Problem => The answer must be every line of the records below that contains the word "milk".

Provided data =>
━━━━━━━━━━━━━━━━

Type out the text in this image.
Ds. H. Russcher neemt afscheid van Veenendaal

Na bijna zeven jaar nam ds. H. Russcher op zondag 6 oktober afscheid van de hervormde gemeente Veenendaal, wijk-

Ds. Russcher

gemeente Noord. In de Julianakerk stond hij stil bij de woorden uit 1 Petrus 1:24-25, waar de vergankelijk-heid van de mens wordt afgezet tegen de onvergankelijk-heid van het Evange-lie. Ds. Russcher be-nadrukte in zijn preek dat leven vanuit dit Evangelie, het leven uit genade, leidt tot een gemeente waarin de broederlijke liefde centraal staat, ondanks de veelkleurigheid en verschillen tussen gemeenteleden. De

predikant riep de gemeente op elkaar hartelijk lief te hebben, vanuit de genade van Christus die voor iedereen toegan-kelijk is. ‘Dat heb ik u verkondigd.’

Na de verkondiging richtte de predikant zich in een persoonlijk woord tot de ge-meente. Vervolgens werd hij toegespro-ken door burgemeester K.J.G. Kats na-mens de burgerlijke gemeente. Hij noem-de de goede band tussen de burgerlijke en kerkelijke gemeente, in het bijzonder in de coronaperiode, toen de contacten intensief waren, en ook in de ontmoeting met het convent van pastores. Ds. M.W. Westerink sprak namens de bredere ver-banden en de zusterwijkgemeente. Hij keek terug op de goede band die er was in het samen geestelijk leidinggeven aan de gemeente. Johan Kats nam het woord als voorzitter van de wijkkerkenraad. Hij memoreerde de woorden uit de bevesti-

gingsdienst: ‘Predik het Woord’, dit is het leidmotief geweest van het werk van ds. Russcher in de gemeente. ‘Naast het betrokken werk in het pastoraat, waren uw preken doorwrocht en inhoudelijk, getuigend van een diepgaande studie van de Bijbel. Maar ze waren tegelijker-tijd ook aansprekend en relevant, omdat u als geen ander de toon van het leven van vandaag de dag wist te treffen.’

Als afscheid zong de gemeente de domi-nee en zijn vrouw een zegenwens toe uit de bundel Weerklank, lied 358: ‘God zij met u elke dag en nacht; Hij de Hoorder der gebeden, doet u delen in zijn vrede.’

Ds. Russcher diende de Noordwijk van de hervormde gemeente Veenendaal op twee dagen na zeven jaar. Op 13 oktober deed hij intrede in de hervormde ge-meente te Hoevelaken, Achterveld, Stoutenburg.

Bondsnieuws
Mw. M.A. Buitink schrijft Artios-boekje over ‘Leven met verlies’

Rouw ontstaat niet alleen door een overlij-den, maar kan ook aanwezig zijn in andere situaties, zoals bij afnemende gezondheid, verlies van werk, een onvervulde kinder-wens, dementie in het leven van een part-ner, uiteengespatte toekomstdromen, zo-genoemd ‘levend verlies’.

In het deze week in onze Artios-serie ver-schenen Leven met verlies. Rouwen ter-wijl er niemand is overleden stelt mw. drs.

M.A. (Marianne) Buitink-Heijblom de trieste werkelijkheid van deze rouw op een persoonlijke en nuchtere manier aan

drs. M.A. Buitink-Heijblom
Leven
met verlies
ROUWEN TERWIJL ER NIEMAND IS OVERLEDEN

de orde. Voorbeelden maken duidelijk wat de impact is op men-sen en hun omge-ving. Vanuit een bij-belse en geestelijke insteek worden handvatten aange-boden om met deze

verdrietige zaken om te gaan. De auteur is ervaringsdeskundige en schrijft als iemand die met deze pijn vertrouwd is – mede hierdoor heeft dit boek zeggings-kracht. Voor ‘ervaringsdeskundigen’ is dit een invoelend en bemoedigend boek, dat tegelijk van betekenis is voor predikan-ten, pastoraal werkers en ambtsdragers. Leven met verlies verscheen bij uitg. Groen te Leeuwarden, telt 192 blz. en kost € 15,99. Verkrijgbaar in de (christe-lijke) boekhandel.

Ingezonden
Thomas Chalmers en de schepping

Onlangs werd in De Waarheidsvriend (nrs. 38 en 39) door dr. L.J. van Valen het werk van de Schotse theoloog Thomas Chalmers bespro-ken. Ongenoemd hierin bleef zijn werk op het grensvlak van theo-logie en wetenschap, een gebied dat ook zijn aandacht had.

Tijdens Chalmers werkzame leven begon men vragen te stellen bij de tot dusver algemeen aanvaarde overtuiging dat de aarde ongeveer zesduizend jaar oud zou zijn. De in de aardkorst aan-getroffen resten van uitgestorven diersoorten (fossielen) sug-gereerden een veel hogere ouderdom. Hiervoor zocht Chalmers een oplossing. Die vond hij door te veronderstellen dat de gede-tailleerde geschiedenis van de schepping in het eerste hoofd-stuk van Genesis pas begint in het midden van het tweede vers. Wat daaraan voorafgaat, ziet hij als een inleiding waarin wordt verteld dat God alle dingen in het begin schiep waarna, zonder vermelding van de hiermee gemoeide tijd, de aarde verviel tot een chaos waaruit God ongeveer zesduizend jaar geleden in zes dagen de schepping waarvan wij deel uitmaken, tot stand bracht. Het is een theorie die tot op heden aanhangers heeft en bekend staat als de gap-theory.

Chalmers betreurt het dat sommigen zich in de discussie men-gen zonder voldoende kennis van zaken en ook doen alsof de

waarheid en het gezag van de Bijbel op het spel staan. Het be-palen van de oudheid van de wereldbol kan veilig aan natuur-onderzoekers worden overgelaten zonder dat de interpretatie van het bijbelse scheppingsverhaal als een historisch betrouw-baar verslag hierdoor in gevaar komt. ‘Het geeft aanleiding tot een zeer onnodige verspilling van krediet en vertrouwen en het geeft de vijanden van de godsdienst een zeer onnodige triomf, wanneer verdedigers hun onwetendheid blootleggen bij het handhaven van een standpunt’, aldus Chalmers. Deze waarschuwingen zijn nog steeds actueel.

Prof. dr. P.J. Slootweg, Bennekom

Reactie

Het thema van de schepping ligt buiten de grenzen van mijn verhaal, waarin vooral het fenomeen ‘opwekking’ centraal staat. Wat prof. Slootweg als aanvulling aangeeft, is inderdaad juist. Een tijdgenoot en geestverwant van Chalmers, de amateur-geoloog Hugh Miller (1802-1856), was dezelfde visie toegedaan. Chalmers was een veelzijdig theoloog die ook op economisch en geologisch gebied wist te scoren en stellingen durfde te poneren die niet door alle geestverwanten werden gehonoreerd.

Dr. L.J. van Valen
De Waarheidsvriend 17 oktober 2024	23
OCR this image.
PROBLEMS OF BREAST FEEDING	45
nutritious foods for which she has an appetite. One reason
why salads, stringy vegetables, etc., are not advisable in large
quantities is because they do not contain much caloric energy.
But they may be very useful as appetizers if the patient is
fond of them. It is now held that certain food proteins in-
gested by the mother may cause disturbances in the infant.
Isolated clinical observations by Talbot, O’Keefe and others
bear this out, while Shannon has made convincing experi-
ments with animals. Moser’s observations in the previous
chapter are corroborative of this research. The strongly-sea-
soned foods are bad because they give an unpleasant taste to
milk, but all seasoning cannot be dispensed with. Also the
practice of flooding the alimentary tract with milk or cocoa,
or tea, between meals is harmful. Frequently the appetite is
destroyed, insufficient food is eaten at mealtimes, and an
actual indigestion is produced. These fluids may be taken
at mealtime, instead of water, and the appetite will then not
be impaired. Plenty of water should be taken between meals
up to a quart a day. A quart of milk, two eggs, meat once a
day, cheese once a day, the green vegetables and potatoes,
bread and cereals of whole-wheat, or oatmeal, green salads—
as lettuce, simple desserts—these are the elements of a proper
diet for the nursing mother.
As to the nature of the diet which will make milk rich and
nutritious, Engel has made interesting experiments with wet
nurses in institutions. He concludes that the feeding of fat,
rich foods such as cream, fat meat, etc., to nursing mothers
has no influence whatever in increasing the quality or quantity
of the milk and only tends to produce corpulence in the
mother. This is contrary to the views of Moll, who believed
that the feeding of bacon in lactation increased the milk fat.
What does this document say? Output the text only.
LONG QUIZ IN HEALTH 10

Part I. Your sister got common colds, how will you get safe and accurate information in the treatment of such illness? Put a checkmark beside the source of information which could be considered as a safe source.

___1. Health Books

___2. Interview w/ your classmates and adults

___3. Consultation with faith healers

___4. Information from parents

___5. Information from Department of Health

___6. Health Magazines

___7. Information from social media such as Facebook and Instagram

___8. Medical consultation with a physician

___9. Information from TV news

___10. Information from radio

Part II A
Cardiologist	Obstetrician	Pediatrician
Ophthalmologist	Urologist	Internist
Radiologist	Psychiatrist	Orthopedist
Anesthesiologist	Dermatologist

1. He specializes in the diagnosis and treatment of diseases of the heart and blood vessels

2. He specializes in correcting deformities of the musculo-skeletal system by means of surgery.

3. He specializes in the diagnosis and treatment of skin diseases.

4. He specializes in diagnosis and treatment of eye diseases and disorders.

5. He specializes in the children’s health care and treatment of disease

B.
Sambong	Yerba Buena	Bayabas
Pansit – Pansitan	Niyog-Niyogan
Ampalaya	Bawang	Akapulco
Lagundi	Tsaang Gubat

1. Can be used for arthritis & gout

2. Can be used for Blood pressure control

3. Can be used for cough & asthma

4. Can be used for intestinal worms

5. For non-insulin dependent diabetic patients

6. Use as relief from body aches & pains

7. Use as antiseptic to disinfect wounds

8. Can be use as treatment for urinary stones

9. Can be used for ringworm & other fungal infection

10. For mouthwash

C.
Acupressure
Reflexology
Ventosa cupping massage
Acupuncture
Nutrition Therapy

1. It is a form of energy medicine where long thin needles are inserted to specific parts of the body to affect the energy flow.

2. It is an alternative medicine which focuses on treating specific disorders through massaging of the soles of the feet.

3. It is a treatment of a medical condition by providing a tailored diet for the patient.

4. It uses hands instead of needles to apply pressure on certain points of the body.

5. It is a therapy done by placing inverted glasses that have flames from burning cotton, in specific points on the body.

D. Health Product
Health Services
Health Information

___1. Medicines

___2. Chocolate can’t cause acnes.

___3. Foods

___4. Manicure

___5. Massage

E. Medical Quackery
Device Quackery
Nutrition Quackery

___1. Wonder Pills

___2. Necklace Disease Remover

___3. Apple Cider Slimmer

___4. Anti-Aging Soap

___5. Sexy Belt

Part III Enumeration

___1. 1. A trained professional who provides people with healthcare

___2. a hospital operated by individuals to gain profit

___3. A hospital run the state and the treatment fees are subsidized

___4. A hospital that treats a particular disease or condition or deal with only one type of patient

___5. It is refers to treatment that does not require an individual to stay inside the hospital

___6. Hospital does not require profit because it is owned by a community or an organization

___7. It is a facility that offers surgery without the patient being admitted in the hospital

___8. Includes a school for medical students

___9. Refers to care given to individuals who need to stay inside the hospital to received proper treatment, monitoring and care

━━━━━━━━━━━━━━━━

Exercise response =>
milk, but all seasoning cannot be dispensed with. Also the
practice of flooding the alimentary tract with milk or cocoa,
up to a quart a day. A quart of milk, two eggs, meat once a
As to the nature of the diet which will make milk rich and
of the milk and only tends to produce corpulence in the
that the feeding of bacon in lactation increased the milk fat.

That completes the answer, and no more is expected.